Stored records:
|---|

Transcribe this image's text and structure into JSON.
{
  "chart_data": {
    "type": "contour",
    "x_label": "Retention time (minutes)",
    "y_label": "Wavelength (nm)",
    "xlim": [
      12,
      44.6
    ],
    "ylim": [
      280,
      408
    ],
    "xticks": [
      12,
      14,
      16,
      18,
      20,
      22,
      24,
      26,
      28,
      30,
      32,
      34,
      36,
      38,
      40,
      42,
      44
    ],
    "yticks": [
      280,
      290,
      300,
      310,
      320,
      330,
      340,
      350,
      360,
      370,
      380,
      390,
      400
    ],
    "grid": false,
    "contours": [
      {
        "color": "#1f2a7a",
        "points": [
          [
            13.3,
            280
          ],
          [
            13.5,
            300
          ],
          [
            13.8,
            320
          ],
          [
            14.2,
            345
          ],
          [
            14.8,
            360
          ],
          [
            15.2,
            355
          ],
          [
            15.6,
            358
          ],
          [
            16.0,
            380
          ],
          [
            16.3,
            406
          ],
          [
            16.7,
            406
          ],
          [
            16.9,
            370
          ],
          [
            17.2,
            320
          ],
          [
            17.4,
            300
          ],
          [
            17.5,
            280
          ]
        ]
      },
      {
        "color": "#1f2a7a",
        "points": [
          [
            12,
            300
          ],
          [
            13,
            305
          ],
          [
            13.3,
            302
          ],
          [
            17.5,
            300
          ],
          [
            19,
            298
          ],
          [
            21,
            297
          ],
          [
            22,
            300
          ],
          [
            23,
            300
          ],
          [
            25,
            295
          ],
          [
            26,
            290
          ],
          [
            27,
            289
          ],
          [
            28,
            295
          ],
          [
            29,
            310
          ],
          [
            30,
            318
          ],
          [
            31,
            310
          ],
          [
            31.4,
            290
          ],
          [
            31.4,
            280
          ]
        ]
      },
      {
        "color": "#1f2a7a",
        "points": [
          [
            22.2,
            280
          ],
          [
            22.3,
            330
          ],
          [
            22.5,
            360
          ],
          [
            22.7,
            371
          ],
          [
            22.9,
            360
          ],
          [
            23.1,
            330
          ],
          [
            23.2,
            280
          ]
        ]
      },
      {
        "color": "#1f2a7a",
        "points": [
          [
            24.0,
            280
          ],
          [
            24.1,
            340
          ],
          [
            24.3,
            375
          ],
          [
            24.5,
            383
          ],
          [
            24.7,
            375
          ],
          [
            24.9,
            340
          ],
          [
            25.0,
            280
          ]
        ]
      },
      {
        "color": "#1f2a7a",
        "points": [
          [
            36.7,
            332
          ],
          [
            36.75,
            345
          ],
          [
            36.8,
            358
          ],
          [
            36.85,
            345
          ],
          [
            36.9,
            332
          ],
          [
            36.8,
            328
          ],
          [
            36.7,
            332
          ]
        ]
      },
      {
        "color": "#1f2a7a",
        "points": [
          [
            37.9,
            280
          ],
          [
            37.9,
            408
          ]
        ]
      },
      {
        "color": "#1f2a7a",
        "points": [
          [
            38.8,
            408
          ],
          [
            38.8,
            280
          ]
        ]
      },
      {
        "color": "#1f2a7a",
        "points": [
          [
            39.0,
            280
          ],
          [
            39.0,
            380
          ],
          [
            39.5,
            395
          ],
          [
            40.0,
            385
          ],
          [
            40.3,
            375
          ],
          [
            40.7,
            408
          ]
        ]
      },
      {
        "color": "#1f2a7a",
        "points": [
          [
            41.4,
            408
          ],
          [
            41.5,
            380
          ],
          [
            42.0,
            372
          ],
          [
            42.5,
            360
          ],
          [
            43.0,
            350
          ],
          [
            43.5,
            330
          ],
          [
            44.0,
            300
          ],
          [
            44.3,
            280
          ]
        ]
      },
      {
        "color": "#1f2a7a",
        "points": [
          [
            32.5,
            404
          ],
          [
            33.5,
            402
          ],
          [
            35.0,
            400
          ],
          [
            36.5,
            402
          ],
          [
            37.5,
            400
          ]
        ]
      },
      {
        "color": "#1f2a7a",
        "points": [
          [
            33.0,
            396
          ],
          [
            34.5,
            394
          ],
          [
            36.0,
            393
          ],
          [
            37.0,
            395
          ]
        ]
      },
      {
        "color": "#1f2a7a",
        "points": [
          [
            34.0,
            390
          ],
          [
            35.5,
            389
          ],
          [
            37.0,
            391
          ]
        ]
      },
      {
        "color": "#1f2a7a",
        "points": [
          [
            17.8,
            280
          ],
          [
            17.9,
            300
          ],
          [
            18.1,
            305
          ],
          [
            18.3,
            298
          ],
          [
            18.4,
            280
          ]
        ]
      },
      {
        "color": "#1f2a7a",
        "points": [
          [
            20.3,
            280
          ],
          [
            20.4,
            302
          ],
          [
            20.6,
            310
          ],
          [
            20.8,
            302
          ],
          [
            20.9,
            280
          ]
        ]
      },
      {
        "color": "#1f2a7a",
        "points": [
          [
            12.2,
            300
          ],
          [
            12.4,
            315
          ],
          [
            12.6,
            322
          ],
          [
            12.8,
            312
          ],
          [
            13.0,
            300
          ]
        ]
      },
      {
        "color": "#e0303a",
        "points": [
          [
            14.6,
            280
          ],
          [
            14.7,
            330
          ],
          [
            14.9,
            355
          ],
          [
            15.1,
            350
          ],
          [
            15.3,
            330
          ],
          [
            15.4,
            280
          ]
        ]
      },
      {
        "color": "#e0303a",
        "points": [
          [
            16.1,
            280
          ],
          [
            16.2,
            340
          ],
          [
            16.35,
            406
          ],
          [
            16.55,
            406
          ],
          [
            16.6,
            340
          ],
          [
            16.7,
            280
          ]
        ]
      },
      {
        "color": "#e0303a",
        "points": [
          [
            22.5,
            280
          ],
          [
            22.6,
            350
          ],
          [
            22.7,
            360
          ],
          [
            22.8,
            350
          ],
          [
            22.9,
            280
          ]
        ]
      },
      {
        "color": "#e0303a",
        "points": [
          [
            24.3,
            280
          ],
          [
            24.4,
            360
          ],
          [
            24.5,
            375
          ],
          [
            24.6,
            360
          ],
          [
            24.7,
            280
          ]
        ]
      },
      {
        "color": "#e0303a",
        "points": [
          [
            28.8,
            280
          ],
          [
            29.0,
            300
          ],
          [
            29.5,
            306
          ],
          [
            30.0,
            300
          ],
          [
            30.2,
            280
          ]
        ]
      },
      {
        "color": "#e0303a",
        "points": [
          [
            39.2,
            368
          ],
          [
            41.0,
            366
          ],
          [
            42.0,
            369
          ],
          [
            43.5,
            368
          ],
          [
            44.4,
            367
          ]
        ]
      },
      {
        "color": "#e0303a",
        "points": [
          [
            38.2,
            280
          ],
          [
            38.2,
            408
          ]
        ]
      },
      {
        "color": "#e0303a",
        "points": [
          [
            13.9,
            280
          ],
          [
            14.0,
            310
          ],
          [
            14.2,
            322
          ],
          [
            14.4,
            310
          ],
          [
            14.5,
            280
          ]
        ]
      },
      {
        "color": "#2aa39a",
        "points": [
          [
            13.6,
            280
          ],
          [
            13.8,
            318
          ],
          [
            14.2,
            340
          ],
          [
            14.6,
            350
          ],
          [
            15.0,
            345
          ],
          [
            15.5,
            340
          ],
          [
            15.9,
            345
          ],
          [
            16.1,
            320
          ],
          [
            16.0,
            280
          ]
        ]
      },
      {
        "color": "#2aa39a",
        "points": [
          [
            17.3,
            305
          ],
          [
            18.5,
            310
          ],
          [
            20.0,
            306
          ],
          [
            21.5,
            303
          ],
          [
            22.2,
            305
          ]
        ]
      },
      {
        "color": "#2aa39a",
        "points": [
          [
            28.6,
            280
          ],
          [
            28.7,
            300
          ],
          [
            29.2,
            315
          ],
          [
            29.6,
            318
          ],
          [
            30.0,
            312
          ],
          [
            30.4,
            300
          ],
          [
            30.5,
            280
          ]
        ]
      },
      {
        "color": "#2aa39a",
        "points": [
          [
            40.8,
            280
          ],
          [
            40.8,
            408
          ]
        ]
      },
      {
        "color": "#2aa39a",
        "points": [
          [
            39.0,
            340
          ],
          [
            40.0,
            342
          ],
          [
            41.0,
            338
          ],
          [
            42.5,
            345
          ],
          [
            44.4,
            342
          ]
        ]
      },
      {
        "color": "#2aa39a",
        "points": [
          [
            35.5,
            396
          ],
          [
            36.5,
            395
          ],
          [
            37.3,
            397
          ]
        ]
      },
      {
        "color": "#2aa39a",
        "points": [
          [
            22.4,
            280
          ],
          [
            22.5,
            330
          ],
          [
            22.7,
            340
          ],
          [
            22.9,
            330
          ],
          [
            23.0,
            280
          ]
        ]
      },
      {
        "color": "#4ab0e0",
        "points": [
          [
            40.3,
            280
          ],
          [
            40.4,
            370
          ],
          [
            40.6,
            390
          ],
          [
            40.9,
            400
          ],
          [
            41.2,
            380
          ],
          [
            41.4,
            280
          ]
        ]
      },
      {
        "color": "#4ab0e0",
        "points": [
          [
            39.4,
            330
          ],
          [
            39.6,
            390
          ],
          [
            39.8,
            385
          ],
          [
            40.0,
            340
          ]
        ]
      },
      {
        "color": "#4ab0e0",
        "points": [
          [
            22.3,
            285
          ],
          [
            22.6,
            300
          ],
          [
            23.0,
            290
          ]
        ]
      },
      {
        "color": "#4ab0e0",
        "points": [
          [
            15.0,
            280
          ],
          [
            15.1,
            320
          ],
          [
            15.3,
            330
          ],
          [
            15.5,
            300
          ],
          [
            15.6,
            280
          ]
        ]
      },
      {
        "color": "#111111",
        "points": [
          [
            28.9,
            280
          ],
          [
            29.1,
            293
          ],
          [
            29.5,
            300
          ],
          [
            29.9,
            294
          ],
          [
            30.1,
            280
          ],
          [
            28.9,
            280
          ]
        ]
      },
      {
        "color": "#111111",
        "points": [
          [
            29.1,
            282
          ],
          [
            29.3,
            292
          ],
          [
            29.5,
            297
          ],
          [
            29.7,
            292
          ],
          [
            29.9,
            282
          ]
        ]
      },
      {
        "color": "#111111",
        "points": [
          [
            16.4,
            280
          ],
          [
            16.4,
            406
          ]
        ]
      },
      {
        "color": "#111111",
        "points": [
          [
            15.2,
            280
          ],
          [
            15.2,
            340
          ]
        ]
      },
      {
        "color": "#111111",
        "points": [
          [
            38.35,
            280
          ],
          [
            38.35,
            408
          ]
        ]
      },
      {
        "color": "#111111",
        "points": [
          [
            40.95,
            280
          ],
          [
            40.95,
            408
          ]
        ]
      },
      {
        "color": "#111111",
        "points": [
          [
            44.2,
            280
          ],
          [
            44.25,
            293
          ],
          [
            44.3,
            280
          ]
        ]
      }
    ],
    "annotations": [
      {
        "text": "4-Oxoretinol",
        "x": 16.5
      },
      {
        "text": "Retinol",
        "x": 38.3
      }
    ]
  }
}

|---|

Task brief: Provide only the number of lines in the records containing the string "text".

Result below: 3